* Records provided
________
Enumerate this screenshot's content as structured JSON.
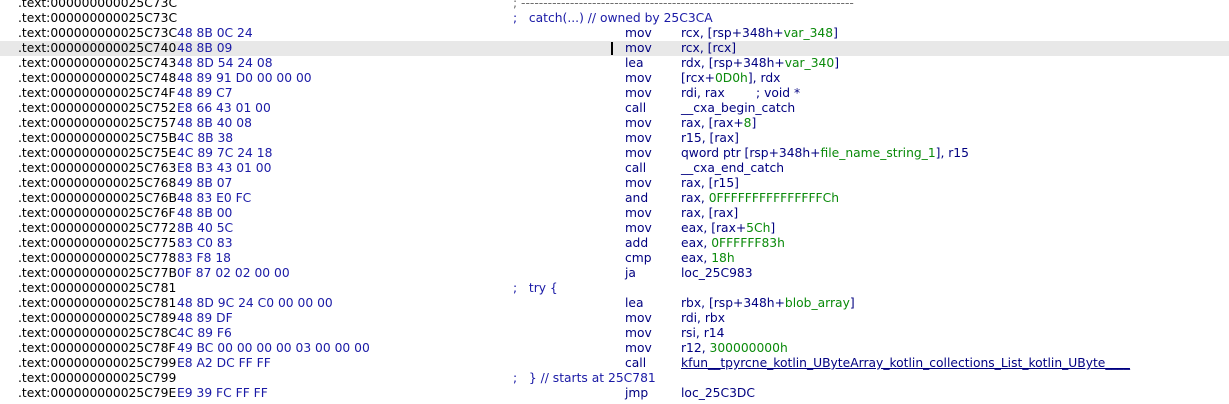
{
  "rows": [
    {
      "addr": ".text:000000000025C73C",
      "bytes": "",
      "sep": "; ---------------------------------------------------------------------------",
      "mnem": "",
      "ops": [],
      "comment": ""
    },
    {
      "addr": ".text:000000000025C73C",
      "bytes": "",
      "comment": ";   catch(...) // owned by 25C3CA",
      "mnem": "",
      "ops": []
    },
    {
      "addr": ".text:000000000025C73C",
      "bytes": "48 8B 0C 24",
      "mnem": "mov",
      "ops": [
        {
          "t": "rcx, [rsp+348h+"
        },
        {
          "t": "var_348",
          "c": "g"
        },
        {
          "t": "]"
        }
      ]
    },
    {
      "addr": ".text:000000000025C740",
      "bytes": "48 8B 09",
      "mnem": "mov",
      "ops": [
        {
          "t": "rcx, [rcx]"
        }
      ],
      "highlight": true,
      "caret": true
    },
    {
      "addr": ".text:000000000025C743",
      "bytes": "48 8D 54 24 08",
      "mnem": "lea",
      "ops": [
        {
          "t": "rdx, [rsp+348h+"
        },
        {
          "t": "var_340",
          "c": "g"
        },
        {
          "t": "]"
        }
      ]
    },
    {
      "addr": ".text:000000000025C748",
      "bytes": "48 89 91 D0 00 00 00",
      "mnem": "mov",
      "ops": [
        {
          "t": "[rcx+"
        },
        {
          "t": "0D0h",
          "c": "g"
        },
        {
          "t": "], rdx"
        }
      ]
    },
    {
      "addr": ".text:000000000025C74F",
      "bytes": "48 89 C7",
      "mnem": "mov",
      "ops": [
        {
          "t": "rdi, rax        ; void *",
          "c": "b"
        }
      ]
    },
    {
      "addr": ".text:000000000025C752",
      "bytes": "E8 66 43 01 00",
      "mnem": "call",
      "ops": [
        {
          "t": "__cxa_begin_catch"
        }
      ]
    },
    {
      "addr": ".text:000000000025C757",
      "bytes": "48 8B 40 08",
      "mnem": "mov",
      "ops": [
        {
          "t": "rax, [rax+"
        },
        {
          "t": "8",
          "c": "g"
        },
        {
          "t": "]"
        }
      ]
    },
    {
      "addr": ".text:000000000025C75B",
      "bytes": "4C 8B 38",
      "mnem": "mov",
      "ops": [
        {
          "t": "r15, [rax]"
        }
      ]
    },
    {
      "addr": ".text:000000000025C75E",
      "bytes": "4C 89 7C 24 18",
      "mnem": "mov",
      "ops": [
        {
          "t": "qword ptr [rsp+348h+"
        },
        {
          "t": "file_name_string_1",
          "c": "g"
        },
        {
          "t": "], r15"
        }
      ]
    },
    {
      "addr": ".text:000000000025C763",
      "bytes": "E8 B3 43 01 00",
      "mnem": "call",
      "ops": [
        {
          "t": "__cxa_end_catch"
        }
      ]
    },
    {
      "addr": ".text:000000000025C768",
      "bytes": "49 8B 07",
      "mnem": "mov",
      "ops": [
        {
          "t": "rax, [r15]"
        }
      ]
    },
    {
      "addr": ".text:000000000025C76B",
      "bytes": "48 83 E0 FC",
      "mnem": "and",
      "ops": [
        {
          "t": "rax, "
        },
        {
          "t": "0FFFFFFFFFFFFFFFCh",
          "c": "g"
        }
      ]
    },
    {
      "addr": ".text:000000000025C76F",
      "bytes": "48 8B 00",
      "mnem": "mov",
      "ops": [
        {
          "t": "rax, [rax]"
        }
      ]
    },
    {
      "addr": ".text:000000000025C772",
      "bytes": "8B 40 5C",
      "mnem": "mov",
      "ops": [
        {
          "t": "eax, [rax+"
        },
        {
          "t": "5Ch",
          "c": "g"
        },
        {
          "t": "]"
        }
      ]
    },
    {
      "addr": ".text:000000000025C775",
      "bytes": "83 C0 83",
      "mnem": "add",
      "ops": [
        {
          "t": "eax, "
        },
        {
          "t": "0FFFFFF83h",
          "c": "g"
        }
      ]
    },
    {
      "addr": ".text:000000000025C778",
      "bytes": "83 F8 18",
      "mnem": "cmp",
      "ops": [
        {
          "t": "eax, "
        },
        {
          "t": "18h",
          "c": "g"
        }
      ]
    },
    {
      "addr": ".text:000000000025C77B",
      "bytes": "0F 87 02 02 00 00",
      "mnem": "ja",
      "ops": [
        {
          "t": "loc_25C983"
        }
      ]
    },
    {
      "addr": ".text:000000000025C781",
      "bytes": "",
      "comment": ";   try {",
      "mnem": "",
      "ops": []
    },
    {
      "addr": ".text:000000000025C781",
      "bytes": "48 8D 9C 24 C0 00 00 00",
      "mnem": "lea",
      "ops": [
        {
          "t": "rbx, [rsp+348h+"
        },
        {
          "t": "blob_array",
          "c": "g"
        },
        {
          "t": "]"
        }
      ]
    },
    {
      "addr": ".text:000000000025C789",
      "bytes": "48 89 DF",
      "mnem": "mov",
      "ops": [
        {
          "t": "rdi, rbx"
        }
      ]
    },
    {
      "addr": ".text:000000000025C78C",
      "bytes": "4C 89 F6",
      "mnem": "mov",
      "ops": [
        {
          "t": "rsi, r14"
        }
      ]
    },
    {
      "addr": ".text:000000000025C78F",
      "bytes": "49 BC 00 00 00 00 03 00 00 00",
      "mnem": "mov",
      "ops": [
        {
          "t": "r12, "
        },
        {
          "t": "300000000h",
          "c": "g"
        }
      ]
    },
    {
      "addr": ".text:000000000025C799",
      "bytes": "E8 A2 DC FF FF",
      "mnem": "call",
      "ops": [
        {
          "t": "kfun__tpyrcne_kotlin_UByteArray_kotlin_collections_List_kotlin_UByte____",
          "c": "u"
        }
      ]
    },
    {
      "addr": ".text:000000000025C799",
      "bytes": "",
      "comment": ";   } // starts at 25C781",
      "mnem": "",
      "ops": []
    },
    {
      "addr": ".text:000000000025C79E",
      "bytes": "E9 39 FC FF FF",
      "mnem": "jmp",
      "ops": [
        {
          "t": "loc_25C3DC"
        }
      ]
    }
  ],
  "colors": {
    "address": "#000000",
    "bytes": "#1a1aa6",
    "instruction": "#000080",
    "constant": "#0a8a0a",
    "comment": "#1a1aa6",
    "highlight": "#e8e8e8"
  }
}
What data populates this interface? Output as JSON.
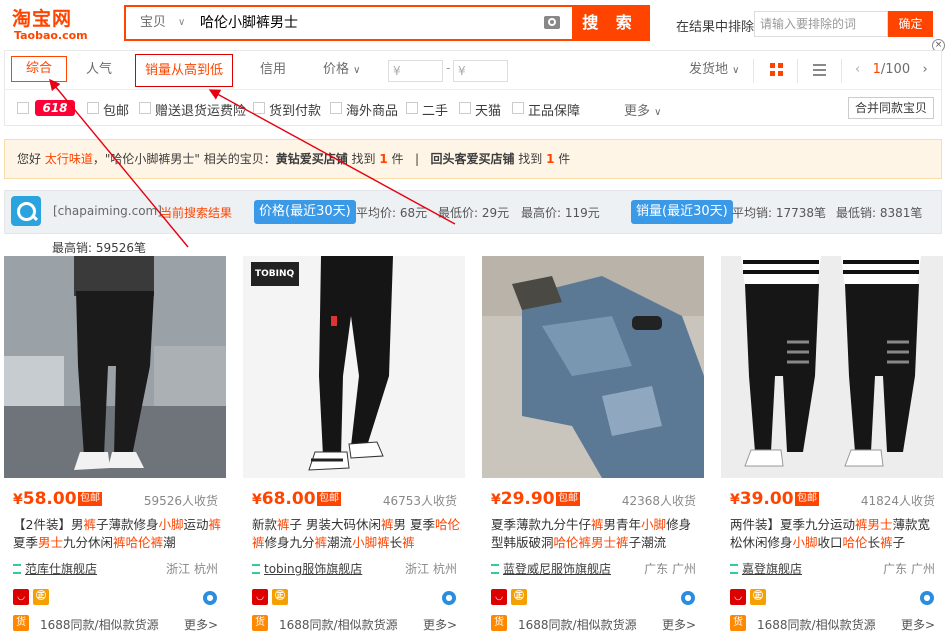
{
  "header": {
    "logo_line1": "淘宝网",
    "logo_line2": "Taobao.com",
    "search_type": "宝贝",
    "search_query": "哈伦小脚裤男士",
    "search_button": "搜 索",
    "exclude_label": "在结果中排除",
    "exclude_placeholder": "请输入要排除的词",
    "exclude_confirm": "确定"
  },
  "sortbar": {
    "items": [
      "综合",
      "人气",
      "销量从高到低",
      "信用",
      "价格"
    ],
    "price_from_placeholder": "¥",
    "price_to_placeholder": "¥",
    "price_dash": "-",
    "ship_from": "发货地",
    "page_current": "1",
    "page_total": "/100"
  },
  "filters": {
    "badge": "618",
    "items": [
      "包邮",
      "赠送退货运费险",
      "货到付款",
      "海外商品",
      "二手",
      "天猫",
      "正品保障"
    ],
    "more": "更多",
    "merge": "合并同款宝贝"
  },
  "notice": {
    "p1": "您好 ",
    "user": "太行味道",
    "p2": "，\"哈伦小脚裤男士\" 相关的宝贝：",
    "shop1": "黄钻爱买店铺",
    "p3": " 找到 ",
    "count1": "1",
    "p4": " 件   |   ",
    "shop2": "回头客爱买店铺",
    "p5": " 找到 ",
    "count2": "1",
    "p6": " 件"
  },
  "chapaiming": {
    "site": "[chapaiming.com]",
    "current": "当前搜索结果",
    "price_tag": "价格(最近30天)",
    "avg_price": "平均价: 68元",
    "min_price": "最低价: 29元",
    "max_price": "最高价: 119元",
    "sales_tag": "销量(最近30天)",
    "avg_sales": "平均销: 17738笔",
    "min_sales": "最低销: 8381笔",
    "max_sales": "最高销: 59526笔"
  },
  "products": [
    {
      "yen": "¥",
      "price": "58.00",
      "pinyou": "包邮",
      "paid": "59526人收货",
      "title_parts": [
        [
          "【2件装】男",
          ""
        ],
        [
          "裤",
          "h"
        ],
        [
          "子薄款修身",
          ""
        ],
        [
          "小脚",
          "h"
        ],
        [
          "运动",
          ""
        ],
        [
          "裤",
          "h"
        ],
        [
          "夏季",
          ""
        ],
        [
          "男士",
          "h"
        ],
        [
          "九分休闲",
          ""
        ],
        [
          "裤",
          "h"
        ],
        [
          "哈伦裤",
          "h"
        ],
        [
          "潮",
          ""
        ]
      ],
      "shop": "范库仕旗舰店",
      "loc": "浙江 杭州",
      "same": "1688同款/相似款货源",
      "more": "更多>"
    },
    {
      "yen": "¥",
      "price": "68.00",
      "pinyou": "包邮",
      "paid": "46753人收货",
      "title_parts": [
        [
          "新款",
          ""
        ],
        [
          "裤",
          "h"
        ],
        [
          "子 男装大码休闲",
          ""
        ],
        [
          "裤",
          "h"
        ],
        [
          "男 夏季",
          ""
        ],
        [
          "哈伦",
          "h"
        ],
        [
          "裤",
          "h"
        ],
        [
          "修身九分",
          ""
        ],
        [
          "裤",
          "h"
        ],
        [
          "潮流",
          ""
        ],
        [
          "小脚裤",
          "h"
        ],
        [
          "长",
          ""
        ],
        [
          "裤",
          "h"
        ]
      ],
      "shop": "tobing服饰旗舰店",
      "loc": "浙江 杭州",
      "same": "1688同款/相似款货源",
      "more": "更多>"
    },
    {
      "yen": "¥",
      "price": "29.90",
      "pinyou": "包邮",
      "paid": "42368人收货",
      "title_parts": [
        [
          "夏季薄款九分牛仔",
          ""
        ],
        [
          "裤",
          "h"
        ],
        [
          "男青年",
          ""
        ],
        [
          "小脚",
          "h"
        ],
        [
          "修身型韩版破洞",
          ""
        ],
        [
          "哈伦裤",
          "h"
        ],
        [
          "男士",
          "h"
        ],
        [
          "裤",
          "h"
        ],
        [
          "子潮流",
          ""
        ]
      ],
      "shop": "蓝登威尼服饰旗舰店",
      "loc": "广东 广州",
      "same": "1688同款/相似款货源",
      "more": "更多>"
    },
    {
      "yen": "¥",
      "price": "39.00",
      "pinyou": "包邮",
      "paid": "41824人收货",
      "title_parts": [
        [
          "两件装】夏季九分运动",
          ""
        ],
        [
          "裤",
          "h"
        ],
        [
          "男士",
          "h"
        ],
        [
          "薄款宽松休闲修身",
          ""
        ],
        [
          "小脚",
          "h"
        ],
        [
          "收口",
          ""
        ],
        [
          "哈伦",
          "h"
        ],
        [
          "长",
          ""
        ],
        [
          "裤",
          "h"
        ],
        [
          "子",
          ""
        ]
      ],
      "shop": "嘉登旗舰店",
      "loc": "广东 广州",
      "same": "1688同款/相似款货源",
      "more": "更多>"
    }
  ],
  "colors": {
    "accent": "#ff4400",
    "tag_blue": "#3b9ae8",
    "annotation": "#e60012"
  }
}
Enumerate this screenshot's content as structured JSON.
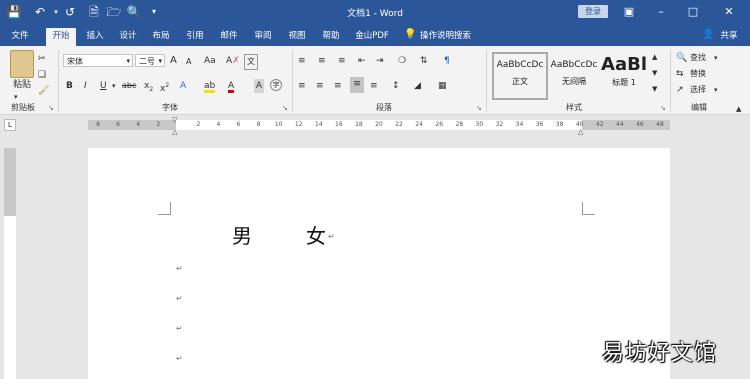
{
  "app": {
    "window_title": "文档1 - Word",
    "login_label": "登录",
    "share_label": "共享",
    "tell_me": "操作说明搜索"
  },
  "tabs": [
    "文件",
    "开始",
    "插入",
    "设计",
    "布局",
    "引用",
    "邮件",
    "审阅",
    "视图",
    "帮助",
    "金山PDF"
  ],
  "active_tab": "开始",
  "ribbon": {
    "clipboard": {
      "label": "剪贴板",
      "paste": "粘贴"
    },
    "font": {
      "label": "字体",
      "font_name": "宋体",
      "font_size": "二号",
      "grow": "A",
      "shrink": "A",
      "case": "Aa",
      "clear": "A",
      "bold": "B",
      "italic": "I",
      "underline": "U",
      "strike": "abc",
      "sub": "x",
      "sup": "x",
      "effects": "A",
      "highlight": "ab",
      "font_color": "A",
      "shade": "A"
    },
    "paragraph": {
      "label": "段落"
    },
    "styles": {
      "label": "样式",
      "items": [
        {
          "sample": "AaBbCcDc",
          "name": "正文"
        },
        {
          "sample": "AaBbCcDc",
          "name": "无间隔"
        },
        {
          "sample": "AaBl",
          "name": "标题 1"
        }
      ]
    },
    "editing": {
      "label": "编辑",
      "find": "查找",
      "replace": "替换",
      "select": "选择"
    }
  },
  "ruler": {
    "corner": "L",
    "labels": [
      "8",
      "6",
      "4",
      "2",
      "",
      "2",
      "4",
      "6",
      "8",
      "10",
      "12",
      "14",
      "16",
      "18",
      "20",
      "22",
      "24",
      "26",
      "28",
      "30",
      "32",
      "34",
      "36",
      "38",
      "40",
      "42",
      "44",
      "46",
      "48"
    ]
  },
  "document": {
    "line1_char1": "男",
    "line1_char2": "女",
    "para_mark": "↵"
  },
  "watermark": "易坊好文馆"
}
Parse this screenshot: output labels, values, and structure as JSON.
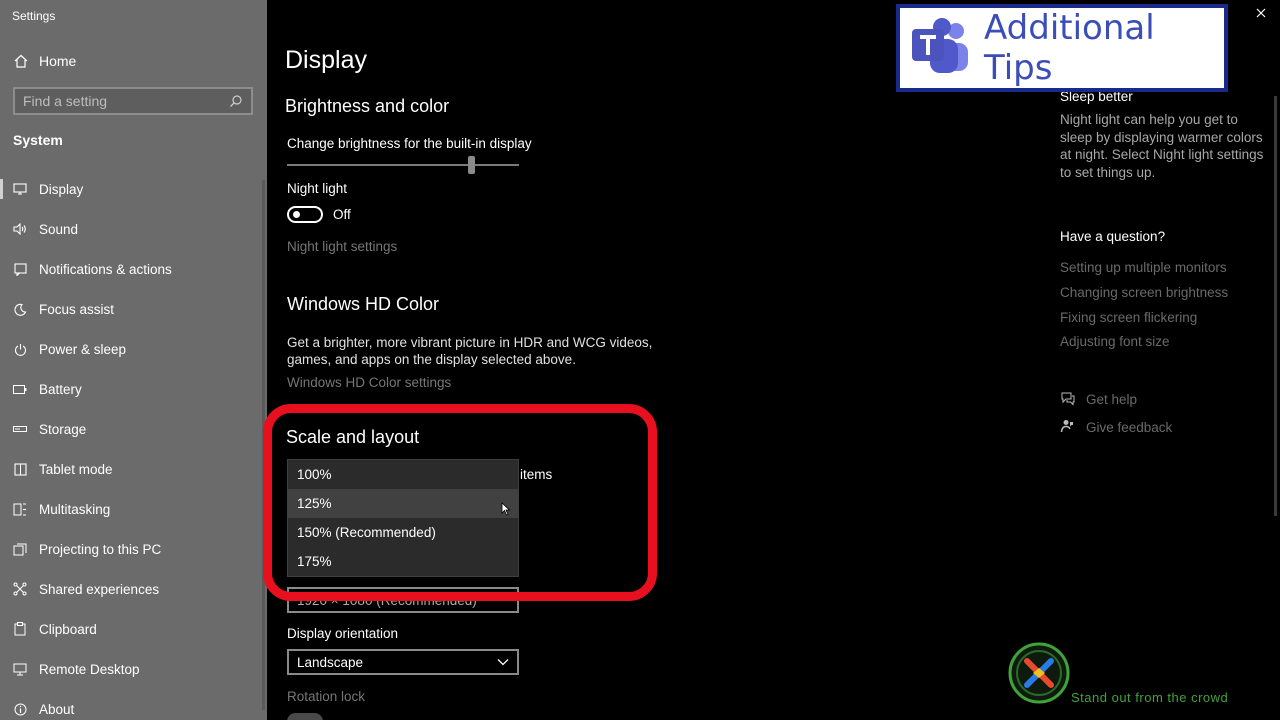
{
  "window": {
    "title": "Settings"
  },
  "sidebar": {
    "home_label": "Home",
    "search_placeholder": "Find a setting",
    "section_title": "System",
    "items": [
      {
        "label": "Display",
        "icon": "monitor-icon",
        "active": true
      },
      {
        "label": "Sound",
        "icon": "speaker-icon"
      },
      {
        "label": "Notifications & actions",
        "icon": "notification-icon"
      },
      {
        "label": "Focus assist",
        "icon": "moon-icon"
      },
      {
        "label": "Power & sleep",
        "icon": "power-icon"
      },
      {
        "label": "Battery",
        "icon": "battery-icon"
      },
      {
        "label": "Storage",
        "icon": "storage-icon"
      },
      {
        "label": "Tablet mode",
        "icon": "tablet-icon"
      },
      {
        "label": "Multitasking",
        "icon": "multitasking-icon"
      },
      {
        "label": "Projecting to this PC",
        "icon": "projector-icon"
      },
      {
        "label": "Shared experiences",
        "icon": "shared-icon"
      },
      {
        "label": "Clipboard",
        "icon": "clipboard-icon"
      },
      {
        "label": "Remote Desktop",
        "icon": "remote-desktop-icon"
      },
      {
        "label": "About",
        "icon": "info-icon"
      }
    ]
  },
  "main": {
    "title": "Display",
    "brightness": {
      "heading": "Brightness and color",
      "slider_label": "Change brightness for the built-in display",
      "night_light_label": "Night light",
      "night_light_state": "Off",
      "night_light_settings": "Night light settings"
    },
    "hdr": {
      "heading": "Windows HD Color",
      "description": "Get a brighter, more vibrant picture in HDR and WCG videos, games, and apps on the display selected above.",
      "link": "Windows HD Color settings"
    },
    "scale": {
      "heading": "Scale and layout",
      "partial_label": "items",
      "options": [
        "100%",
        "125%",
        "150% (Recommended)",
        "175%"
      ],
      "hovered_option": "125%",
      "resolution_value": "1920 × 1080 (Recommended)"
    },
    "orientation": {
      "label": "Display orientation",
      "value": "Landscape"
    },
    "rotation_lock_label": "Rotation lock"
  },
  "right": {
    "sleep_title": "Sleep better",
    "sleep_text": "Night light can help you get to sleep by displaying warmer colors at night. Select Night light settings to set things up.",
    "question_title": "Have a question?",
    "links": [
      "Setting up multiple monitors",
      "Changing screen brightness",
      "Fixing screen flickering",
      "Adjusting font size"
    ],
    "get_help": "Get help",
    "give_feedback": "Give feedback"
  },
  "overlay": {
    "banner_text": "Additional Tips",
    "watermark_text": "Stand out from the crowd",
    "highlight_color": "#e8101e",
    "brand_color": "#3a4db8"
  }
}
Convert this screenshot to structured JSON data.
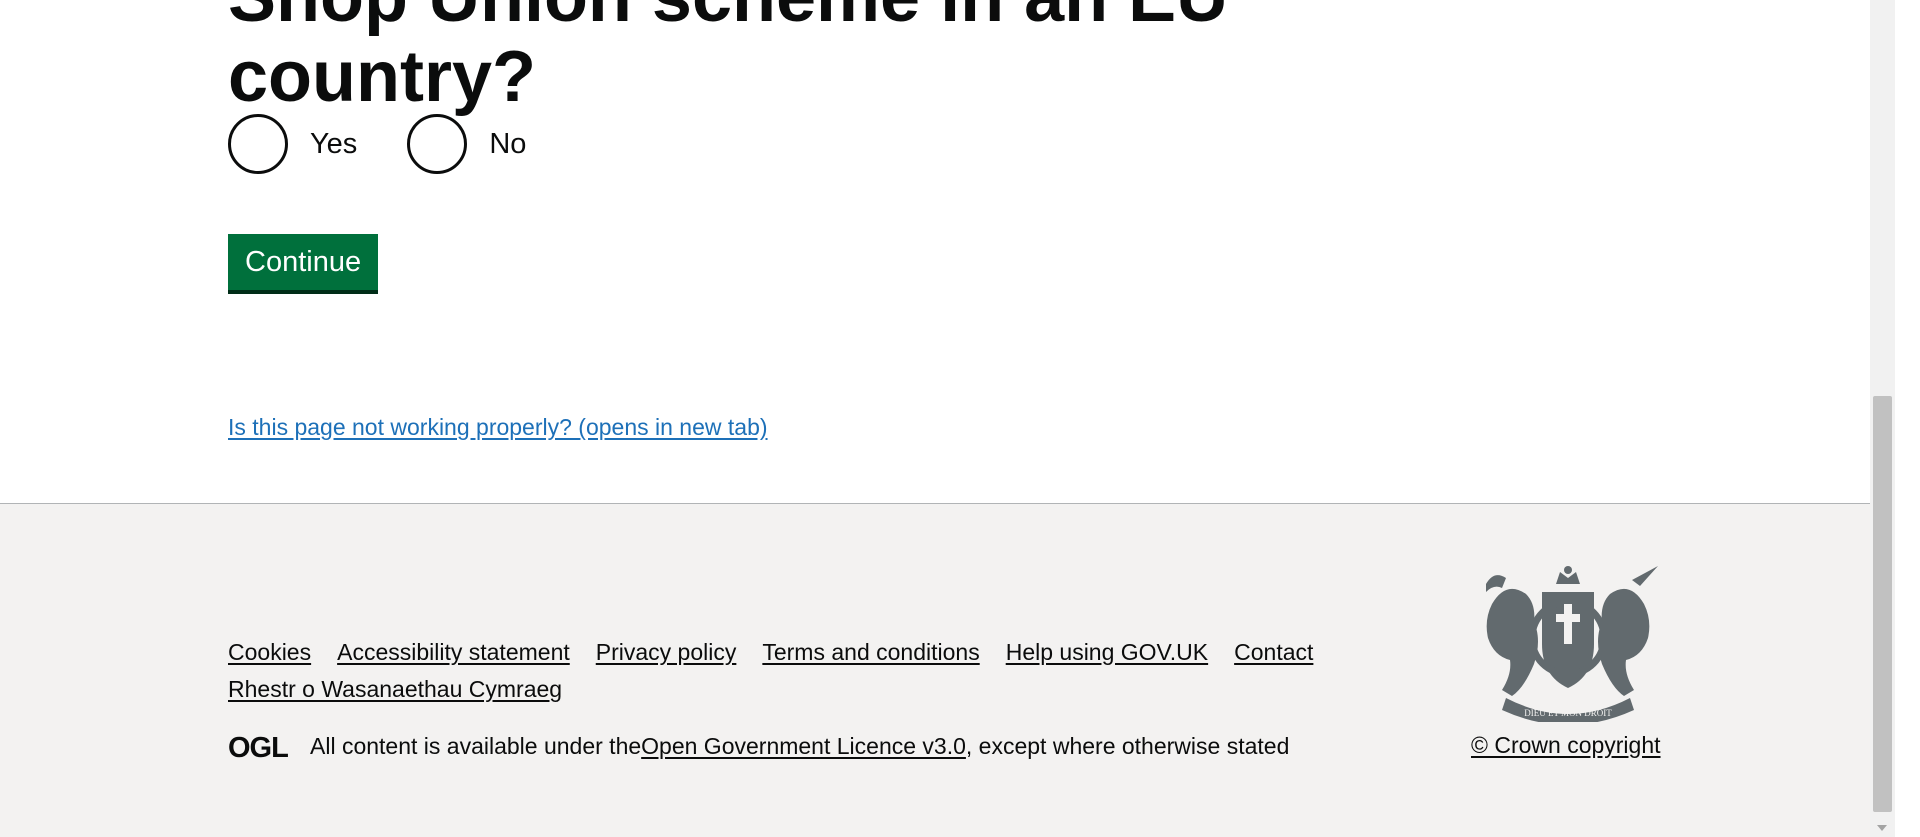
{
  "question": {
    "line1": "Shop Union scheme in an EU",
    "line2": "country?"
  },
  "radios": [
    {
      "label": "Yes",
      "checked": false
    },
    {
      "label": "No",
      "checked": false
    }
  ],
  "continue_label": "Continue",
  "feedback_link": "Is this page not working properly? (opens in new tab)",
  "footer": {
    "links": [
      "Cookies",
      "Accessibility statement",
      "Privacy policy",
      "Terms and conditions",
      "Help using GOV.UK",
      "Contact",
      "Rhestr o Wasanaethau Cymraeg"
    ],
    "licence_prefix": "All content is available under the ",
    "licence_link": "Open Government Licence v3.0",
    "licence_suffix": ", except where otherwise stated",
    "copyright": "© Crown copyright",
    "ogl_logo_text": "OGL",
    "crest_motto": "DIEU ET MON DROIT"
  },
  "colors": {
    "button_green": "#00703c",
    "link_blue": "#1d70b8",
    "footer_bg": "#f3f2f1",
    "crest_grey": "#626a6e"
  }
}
________
* Exercise description
From the data above, show each line that contains "Windows".

* Answer in full
      "heading": "Windows HD Color",
      "link": "Windows HD Color settings"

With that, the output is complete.